▸ THE REQUEST:
Transcribe the listing in full, excluding any pictures.

Saved data entries
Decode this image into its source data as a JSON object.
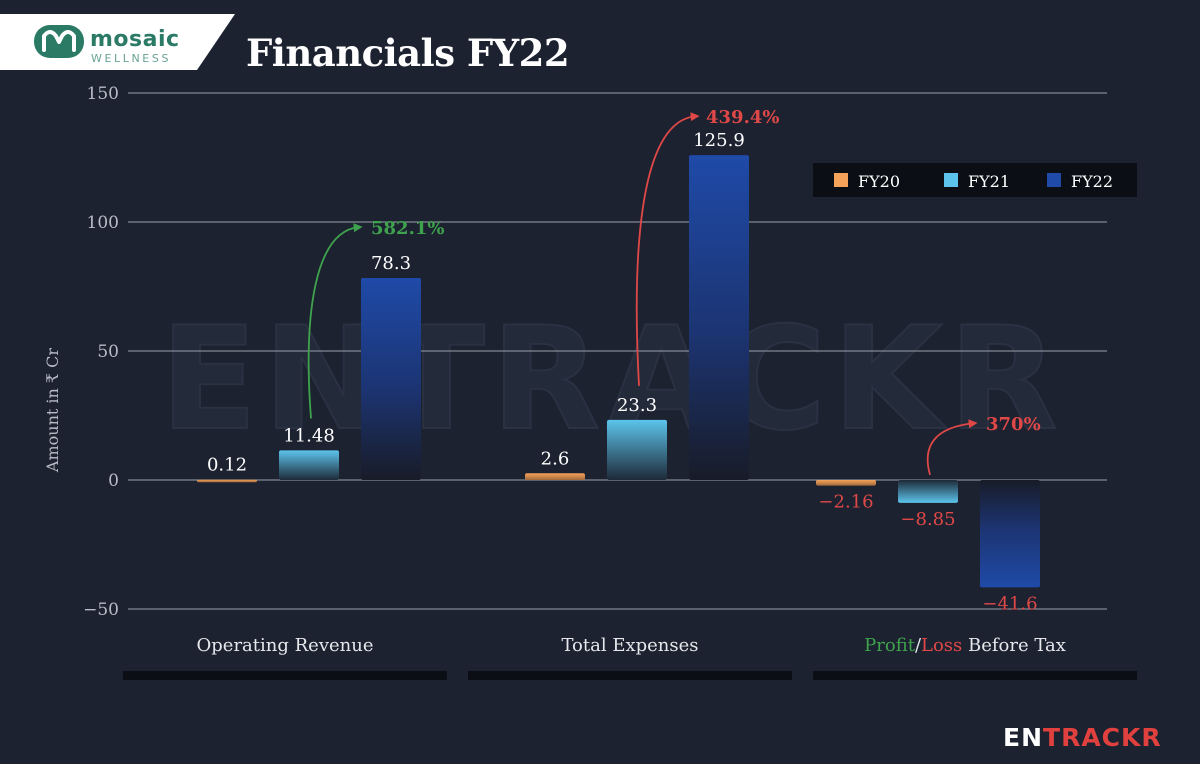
{
  "header": {
    "logo": {
      "brand": "mosaic",
      "sub": "WELLNESS"
    },
    "title": "Financials FY22"
  },
  "footer": {
    "brand_part1": "EN",
    "brand_part2": "TRACKR"
  },
  "watermark": "ENTRACKR",
  "colors": {
    "background": "#1c2230",
    "FY20": "#f5a35a",
    "FY21": "#5cc4ec",
    "FY22": "#1f4aa8",
    "growth_positive": "#3fa34d",
    "growth_negative": "#e04848"
  },
  "chart_data": {
    "type": "bar",
    "title": "Financials FY22",
    "ylabel": "Amount in ₹ Cr",
    "xlabel": "",
    "ylim": [
      -50,
      150
    ],
    "yticks": [
      -50,
      0,
      50,
      100,
      150
    ],
    "ytick_labels": [
      "−50",
      "0",
      "50",
      "100",
      "150"
    ],
    "grid": true,
    "legend_position": "top-right",
    "categories": [
      "Operating Revenue",
      "Total Expenses",
      "Profit/Loss Before Tax"
    ],
    "category_label_parts": {
      "profit": "Profit",
      "slash": "/",
      "loss": "Loss",
      "rest": " Before Tax"
    },
    "series": [
      {
        "name": "FY20",
        "values": [
          0.12,
          2.6,
          -2.16
        ],
        "labels": [
          "0.12",
          "2.6",
          "−2.16"
        ]
      },
      {
        "name": "FY21",
        "values": [
          11.48,
          23.3,
          -8.85
        ],
        "labels": [
          "11.48",
          "23.3",
          "−8.85"
        ]
      },
      {
        "name": "FY22",
        "values": [
          78.3,
          125.9,
          -41.6
        ],
        "labels": [
          "78.3",
          "125.9",
          "−41.6"
        ]
      }
    ],
    "annotations": [
      {
        "category": "Operating Revenue",
        "text": "582.1%",
        "kind": "positive"
      },
      {
        "category": "Total Expenses",
        "text": "439.4%",
        "kind": "negative"
      },
      {
        "category": "Profit/Loss Before Tax",
        "text": "370%",
        "kind": "negative"
      }
    ]
  }
}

▸ FULL OUTPUT:
Decode this image into its source data as a JSON object.
{
  "header": {
    "logo": {
      "brand": "mosaic",
      "sub": "WELLNESS"
    },
    "title": "Financials FY22"
  },
  "footer": {
    "brand_part1": "EN",
    "brand_part2": "TRACKR"
  },
  "watermark": "ENTRACKR",
  "colors": {
    "background": "#1c2230",
    "FY20": "#f5a35a",
    "FY21": "#5cc4ec",
    "FY22": "#1f4aa8",
    "growth_positive": "#3fa34d",
    "growth_negative": "#e04848"
  },
  "chart_data": {
    "type": "bar",
    "title": "Financials FY22",
    "ylabel": "Amount in ₹ Cr",
    "xlabel": "",
    "ylim": [
      -50,
      150
    ],
    "yticks": [
      -50,
      0,
      50,
      100,
      150
    ],
    "ytick_labels": [
      "−50",
      "0",
      "50",
      "100",
      "150"
    ],
    "grid": true,
    "legend_position": "top-right",
    "categories": [
      "Operating Revenue",
      "Total Expenses",
      "Profit/Loss Before Tax"
    ],
    "category_label_parts": {
      "profit": "Profit",
      "slash": "/",
      "loss": "Loss",
      "rest": " Before Tax"
    },
    "series": [
      {
        "name": "FY20",
        "values": [
          0.12,
          2.6,
          -2.16
        ],
        "labels": [
          "0.12",
          "2.6",
          "−2.16"
        ]
      },
      {
        "name": "FY21",
        "values": [
          11.48,
          23.3,
          -8.85
        ],
        "labels": [
          "11.48",
          "23.3",
          "−8.85"
        ]
      },
      {
        "name": "FY22",
        "values": [
          78.3,
          125.9,
          -41.6
        ],
        "labels": [
          "78.3",
          "125.9",
          "−41.6"
        ]
      }
    ],
    "annotations": [
      {
        "category": "Operating Revenue",
        "text": "582.1%",
        "kind": "positive"
      },
      {
        "category": "Total Expenses",
        "text": "439.4%",
        "kind": "negative"
      },
      {
        "category": "Profit/Loss Before Tax",
        "text": "370%",
        "kind": "negative"
      }
    ]
  }
}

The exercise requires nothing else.